(Task brief): Reproduce each of the lines below word for word, leaving out the picture.

(Records for this exercise):

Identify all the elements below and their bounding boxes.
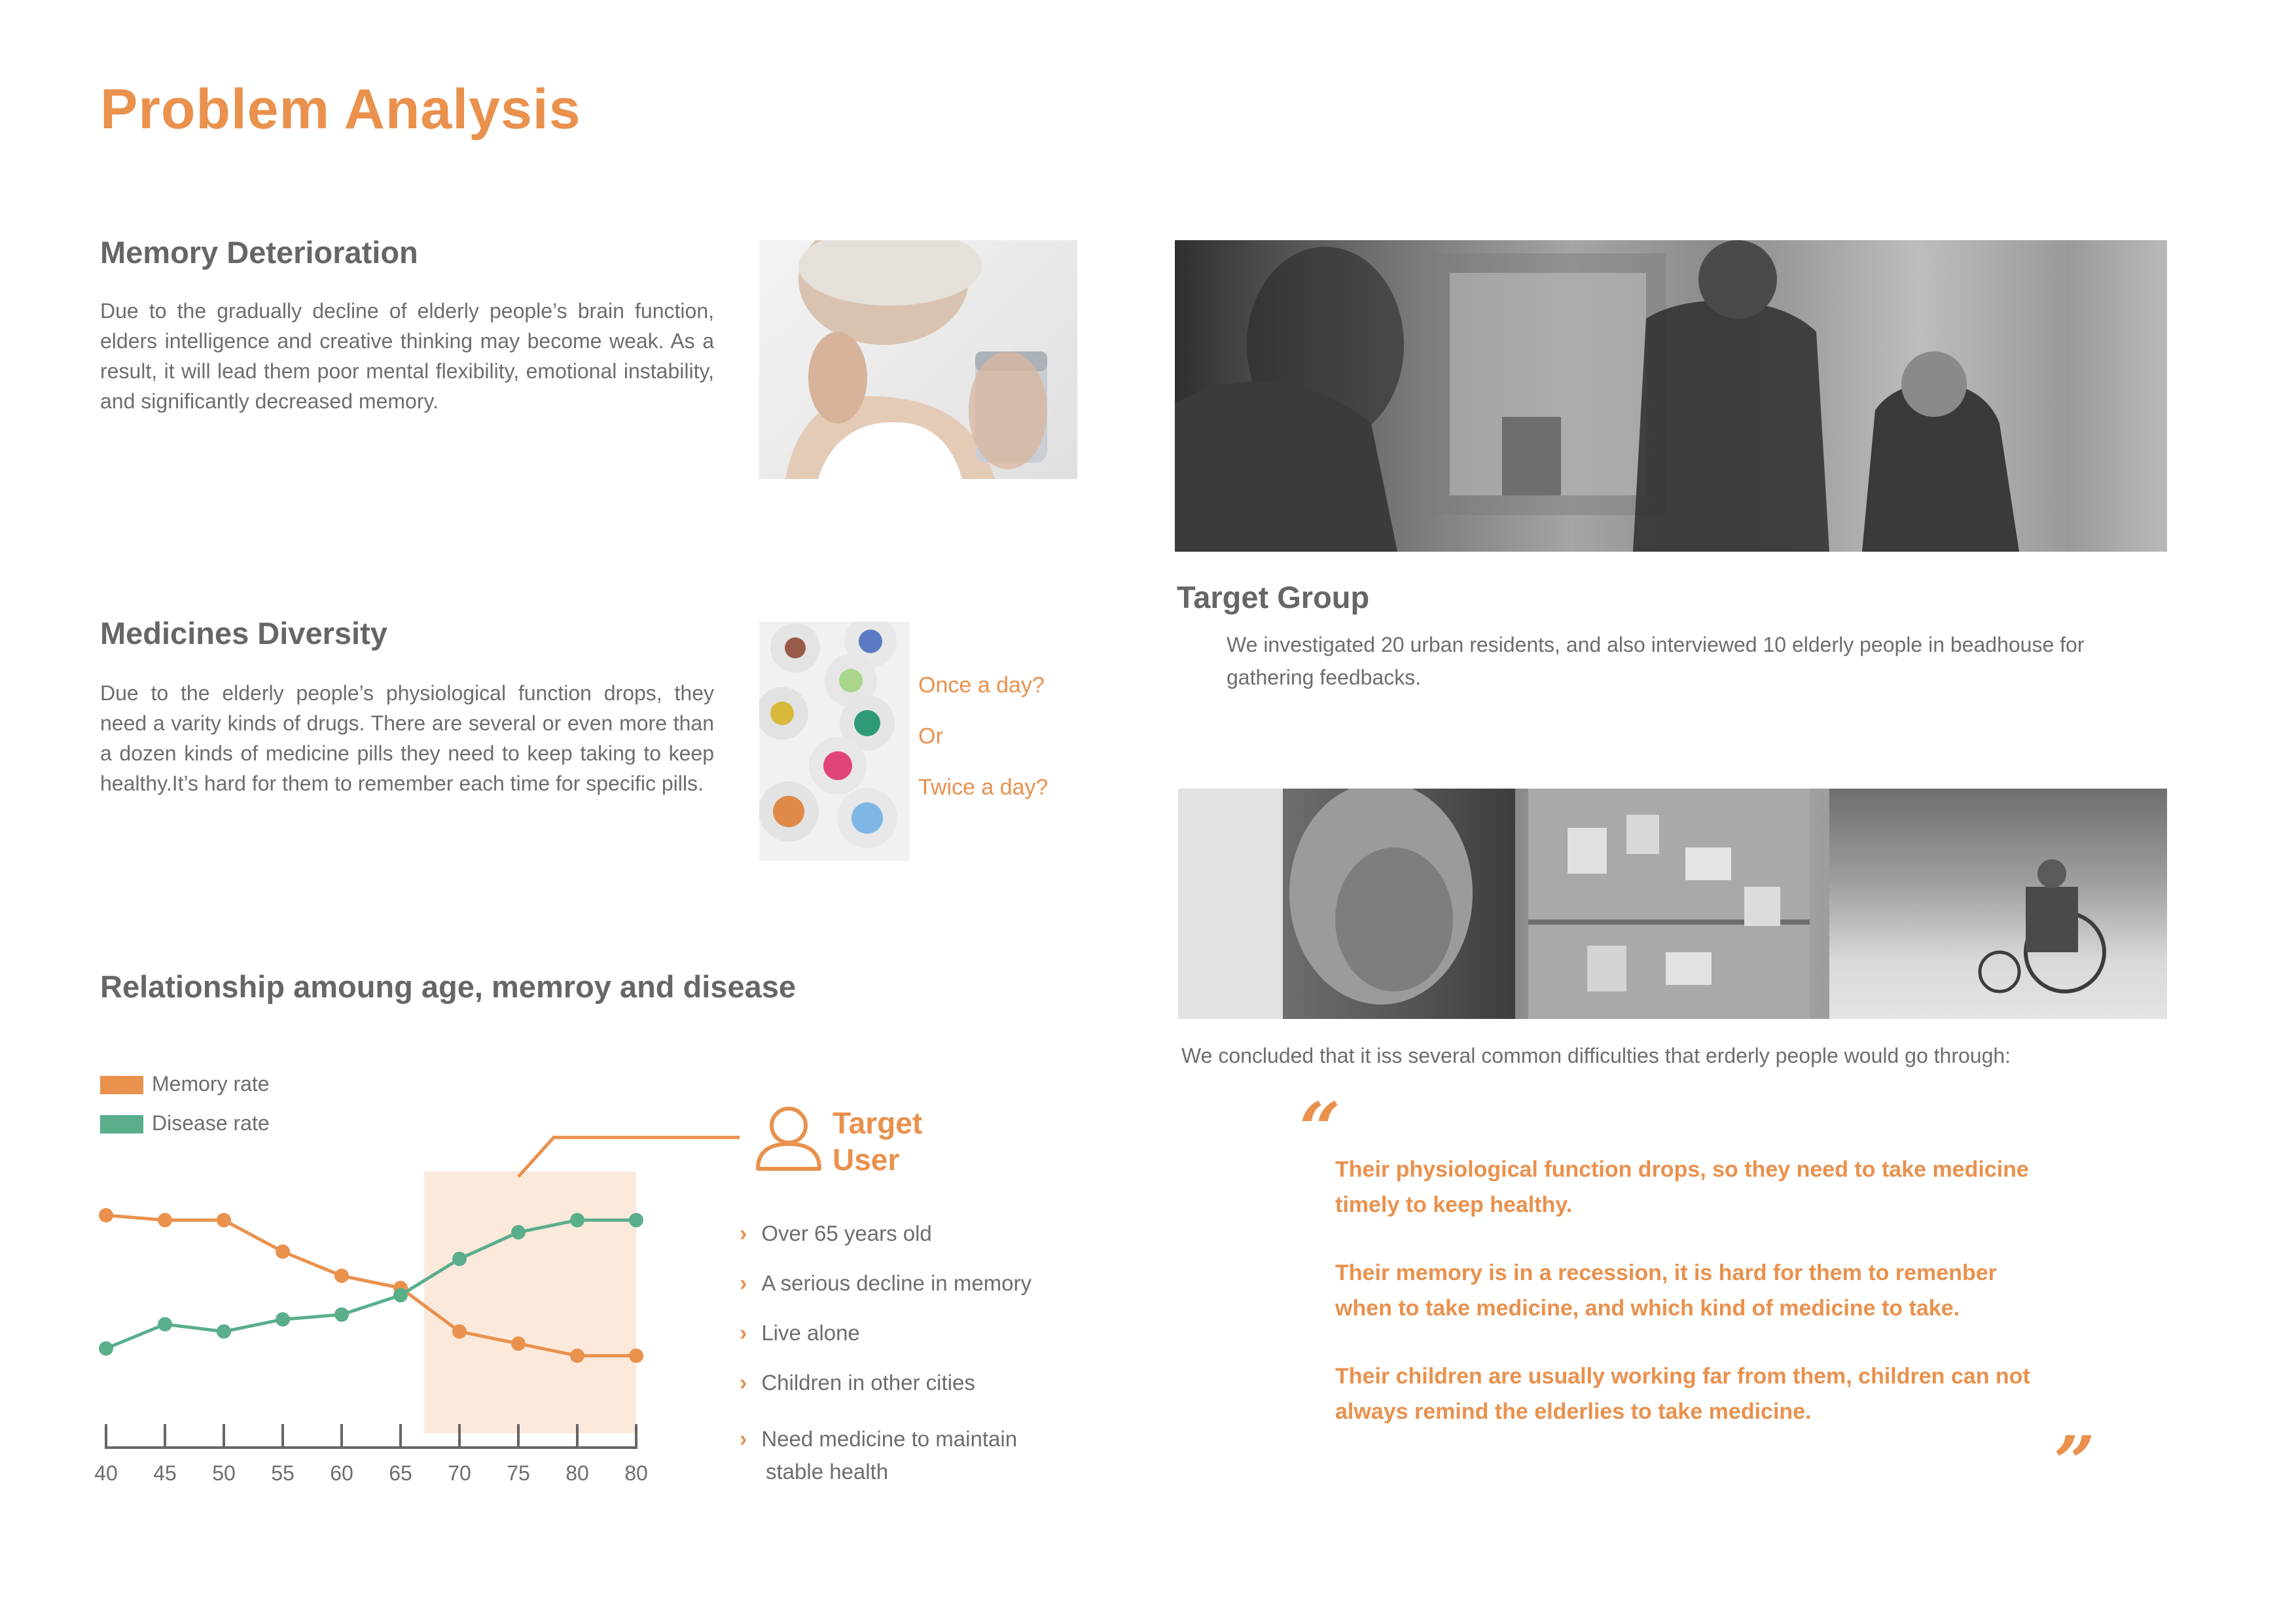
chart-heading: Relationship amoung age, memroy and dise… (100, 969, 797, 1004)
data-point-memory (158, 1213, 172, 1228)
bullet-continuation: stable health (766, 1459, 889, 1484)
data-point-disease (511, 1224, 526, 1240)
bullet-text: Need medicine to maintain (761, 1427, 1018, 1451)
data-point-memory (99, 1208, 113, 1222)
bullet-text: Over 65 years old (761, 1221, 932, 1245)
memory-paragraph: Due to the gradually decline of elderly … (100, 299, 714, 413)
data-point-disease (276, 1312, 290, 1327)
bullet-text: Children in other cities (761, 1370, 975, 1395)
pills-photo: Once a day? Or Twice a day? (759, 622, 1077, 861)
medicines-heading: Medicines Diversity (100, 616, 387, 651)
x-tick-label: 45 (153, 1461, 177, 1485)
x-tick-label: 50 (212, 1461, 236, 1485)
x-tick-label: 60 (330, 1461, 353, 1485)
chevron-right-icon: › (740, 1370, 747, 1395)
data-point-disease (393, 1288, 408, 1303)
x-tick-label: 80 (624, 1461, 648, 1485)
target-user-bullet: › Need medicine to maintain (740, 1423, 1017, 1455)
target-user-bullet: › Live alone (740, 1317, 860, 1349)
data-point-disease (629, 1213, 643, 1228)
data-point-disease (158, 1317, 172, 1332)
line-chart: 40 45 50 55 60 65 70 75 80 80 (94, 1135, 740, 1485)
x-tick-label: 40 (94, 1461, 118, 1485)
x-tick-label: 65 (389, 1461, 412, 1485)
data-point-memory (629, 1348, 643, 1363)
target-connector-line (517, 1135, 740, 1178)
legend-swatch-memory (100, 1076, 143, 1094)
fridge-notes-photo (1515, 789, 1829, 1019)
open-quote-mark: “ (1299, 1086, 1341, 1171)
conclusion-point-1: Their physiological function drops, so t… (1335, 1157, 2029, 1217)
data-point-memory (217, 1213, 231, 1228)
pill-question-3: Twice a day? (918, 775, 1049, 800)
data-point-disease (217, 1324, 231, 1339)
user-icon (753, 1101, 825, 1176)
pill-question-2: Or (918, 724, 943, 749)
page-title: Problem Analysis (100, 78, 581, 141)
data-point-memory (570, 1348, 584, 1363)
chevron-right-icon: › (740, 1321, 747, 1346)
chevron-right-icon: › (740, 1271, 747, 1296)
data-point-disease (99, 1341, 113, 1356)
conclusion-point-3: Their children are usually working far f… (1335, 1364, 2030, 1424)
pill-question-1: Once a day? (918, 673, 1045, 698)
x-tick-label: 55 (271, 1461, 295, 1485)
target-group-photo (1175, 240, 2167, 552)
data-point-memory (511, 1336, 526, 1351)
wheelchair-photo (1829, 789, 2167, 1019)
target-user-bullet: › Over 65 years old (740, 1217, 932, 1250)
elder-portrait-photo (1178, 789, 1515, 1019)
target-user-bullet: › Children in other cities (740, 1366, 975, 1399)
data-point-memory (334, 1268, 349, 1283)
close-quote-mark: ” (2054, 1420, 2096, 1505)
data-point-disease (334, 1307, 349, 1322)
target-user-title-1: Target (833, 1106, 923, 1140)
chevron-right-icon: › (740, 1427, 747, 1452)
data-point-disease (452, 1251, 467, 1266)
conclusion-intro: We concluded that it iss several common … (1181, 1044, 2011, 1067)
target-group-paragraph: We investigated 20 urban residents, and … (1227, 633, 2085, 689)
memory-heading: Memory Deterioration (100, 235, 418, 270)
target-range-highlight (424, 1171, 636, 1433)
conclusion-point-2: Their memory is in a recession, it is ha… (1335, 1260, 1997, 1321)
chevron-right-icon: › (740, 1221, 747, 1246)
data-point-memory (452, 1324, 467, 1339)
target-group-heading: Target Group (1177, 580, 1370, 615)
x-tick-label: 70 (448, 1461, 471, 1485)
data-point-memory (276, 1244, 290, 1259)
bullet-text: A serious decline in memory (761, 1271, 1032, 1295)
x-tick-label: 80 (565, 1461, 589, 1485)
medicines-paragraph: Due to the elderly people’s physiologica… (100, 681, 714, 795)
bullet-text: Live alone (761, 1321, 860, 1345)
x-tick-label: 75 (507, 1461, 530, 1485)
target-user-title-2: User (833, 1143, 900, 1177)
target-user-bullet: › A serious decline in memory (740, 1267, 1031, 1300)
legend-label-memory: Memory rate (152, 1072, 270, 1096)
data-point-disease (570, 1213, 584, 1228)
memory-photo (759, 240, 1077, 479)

(Result for this task):
Identify all the elements below and their bounding boxes.
chart-heading: Relationship amoung age, memroy and dise… (100, 969, 797, 1004)
data-point-memory (158, 1213, 172, 1228)
bullet-continuation: stable health (766, 1459, 889, 1484)
data-point-disease (511, 1224, 526, 1240)
bullet-text: Need medicine to maintain (761, 1427, 1018, 1451)
data-point-memory (99, 1208, 113, 1222)
bullet-text: Over 65 years old (761, 1221, 932, 1245)
memory-paragraph: Due to the gradually decline of elderly … (100, 299, 714, 413)
data-point-disease (276, 1312, 290, 1327)
bullet-text: Children in other cities (761, 1370, 975, 1395)
pills-photo: Once a day? Or Twice a day? (759, 622, 1077, 861)
medicines-heading: Medicines Diversity (100, 616, 387, 651)
x-tick-label: 45 (153, 1461, 177, 1485)
x-tick-label: 50 (212, 1461, 236, 1485)
x-tick-label: 60 (330, 1461, 353, 1485)
chevron-right-icon: › (740, 1370, 747, 1395)
data-point-disease (393, 1288, 408, 1303)
x-tick-label: 80 (624, 1461, 648, 1485)
target-user-bullet: › Need medicine to maintain (740, 1423, 1017, 1455)
target-user-bullet: › Live alone (740, 1317, 860, 1349)
data-point-disease (629, 1213, 643, 1228)
data-point-disease (158, 1317, 172, 1332)
line-chart: 40 45 50 55 60 65 70 75 80 80 (94, 1135, 740, 1485)
x-tick-label: 40 (94, 1461, 118, 1485)
x-tick-label: 65 (389, 1461, 412, 1485)
data-point-memory (629, 1348, 643, 1363)
target-connector-line (517, 1135, 740, 1178)
legend-swatch-memory (100, 1076, 143, 1094)
fridge-notes-photo (1515, 789, 1829, 1019)
open-quote-mark: “ (1299, 1086, 1341, 1171)
conclusion-point-1: Their physiological function drops, so t… (1335, 1157, 2029, 1217)
data-point-memory (217, 1213, 231, 1228)
pill-question-3: Twice a day? (918, 775, 1049, 800)
data-point-disease (217, 1324, 231, 1339)
user-icon (753, 1101, 825, 1176)
pill-question-2: Or (918, 724, 943, 749)
page-title: Problem Analysis (100, 78, 581, 141)
data-point-memory (570, 1348, 584, 1363)
chevron-right-icon: › (740, 1321, 747, 1346)
chevron-right-icon: › (740, 1271, 747, 1296)
data-point-disease (99, 1341, 113, 1356)
conclusion-point-3: Their children are usually working far f… (1335, 1364, 2030, 1424)
pill-question-1: Once a day? (918, 673, 1045, 698)
x-tick-label: 55 (271, 1461, 295, 1485)
target-group-photo (1175, 240, 2167, 552)
data-point-memory (511, 1336, 526, 1351)
wheelchair-photo (1829, 789, 2167, 1019)
target-user-bullet: › Over 65 years old (740, 1217, 932, 1250)
elder-portrait-photo (1178, 789, 1515, 1019)
target-user-bullet: › Children in other cities (740, 1366, 975, 1399)
data-point-memory (334, 1268, 349, 1283)
close-quote-mark: ” (2054, 1420, 2096, 1505)
data-point-disease (334, 1307, 349, 1322)
target-user-title-1: Target (833, 1106, 923, 1140)
chevron-right-icon: › (740, 1427, 747, 1452)
data-point-disease (452, 1251, 467, 1266)
conclusion-intro: We concluded that it iss several common … (1181, 1044, 2011, 1067)
target-group-paragraph: We investigated 20 urban residents, and … (1227, 633, 2085, 689)
memory-heading: Memory Deterioration (100, 235, 418, 270)
target-range-highlight (424, 1171, 636, 1433)
conclusion-point-2: Their memory is in a recession, it is ha… (1335, 1260, 1997, 1321)
chevron-right-icon: › (740, 1221, 747, 1246)
data-point-memory (452, 1324, 467, 1339)
target-group-heading: Target Group (1177, 580, 1370, 615)
x-tick-label: 70 (448, 1461, 471, 1485)
data-point-memory (276, 1244, 290, 1259)
bullet-text: A serious decline in memory (761, 1271, 1032, 1295)
x-tick-label: 80 (565, 1461, 589, 1485)
medicines-paragraph: Due to the elderly people’s physiologica… (100, 681, 714, 795)
bullet-text: Live alone (761, 1321, 860, 1345)
x-tick-label: 75 (507, 1461, 530, 1485)
target-user-title-2: User (833, 1143, 900, 1177)
target-user-bullet: › A serious decline in memory (740, 1267, 1031, 1300)
legend-label-memory: Memory rate (152, 1072, 270, 1096)
data-point-disease (570, 1213, 584, 1228)
memory-photo (759, 240, 1077, 479)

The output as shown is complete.